_Stated goal_: Write out all of the data exactly as it appears.
______________________________
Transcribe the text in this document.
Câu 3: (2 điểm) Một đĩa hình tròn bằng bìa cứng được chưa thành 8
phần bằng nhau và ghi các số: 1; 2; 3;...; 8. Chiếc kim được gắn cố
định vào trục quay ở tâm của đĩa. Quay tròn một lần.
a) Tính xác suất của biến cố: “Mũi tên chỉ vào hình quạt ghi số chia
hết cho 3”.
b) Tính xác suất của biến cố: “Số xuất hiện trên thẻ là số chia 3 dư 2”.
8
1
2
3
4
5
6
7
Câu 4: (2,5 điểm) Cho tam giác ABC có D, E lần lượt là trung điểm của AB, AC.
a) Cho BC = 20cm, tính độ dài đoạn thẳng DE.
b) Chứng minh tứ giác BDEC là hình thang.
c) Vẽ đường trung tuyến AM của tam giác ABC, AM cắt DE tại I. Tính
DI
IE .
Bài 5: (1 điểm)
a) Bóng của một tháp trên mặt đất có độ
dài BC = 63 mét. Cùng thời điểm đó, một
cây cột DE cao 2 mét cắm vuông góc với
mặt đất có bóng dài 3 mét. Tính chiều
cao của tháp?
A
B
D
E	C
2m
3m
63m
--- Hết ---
______________________________
_Exercise output_:
Transcribe the text in this document.
Câu 3: (2 điểm) Một đĩa hình tròn bằng bìa cứng được chưa thành 8
phần bằng nhau và ghi các số: 1; 2; 3;...; 8. Chiếc kim được gắn cố
định vào trục quay ở tâm của đĩa. Quay tròn một lần.
a) Tính xác suất của biến cố: “Mũi tên chỉ vào hình quạt ghi số chia
hết cho 3”.
b) Tính xác suất của biến cố: “Số xuất hiện trên thẻ là số chia 3 dư 2”.
8
1
2
3
4
5
6
7
Câu 4: (2,5 điểm) Cho tam giác ABC có D, E lần lượt là trung điểm của AB, AC.
a) Cho BC = 20cm, tính độ dài đoạn thẳng DE.
b) Chứng minh tứ giác BDEC là hình thang.
c) Vẽ đường trung tuyến AM của tam giác ABC, AM cắt DE tại I. Tính
DI
IE .
Bài 5: (1 điểm)
a) Bóng của một tháp trên mặt đất có độ
dài BC = 63 mét. Cùng thời điểm đó, một
cây cột DE cao 2 mét cắm vuông góc với
mặt đất có bóng dài 3 mét. Tính chiều
cao của tháp?
A
B
D
E	C
2m
3m
63m
--- Hết ---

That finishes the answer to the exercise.